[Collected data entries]
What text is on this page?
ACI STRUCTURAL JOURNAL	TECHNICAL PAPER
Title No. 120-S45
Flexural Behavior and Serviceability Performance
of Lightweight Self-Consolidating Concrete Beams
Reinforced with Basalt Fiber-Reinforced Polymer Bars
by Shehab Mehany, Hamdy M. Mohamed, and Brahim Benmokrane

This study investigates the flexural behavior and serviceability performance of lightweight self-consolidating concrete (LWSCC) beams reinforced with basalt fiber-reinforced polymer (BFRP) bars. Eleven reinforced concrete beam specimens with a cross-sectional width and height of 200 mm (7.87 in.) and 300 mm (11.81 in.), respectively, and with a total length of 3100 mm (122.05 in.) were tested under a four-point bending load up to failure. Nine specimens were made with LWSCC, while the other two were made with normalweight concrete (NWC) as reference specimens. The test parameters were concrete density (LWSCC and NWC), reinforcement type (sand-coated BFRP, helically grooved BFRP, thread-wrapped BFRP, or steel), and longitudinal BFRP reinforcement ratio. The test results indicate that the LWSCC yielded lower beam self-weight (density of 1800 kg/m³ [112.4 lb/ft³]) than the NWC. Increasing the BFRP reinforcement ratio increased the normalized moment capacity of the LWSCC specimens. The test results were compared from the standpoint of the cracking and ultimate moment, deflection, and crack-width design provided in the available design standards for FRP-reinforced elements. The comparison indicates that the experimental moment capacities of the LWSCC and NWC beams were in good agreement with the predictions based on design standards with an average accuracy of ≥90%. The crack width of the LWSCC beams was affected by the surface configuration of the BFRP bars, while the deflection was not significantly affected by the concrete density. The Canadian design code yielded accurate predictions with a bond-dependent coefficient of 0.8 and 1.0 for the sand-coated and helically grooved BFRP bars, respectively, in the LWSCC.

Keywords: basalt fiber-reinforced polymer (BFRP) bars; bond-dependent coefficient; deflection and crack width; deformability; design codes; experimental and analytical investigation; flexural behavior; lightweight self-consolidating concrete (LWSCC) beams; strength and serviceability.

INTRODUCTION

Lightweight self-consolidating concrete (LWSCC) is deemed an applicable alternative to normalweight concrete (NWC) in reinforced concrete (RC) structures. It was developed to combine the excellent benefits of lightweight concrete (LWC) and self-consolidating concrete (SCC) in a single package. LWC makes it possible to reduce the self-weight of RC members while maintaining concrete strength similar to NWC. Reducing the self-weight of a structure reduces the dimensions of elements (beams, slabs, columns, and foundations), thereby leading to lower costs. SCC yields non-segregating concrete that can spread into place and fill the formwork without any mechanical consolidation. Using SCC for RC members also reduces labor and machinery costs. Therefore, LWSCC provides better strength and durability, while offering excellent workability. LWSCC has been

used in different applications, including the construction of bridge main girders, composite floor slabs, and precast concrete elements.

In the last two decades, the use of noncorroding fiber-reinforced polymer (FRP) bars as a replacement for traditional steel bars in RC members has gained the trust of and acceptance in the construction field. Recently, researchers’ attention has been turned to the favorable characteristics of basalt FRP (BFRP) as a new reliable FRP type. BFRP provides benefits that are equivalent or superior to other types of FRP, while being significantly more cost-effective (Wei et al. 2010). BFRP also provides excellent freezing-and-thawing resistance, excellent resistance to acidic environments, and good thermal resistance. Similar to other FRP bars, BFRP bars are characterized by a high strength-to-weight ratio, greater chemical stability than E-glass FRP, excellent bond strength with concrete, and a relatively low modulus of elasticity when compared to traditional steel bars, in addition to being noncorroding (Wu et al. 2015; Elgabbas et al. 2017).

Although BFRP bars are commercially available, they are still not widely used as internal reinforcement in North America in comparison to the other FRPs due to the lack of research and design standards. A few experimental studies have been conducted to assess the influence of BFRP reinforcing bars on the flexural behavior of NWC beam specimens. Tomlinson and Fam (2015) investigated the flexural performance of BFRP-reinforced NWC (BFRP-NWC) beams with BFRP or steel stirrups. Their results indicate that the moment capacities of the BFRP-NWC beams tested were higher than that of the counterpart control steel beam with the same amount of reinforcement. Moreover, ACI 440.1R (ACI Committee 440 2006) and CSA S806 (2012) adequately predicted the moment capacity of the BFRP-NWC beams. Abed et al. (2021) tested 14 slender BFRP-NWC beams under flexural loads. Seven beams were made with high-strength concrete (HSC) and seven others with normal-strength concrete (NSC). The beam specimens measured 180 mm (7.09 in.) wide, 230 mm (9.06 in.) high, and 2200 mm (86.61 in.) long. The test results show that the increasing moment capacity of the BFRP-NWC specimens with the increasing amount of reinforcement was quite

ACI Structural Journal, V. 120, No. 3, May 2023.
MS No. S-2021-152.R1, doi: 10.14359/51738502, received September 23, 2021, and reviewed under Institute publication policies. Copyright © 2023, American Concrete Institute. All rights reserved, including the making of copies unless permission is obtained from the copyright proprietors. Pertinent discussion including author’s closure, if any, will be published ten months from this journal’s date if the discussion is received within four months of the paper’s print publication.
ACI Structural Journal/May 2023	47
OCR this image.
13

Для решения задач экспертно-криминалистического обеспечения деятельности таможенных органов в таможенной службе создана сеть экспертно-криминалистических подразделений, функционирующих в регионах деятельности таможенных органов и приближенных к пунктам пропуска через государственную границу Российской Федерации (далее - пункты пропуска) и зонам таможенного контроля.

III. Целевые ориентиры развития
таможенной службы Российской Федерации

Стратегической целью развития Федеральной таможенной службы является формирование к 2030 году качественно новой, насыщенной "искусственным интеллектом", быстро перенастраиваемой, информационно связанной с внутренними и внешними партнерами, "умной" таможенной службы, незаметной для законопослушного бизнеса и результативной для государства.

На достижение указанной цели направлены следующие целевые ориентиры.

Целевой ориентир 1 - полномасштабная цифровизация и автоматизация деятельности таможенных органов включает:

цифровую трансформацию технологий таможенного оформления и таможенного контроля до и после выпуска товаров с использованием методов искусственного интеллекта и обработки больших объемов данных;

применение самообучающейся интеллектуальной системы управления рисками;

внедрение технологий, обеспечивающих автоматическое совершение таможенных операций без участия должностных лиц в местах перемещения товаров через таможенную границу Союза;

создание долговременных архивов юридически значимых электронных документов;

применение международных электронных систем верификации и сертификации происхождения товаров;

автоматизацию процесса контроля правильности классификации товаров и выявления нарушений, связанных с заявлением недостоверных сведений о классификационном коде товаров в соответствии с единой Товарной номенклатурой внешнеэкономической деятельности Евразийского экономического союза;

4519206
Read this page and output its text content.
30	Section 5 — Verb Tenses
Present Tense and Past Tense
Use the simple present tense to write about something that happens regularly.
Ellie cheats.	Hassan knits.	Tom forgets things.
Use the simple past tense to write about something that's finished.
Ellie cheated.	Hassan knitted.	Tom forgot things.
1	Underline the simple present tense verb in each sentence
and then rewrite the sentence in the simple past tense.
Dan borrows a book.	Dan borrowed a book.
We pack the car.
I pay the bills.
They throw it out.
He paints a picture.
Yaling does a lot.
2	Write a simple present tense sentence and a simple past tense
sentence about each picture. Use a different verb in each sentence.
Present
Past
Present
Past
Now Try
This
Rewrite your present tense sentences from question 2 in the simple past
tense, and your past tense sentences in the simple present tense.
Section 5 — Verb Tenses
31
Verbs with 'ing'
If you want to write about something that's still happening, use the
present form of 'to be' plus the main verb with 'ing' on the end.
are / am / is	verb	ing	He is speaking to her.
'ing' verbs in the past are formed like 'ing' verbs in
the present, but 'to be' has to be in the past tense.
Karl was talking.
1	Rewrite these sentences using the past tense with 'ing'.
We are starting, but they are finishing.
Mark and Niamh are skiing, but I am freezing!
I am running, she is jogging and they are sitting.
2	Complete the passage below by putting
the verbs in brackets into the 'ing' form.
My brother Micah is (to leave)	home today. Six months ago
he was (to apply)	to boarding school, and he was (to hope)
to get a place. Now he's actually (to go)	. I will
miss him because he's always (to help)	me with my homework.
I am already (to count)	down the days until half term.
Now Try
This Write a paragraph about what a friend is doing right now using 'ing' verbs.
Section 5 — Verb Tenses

▶ Direction: Count up every line above that has the word "службы" in it; answer with the number alone.

▶ Result: 2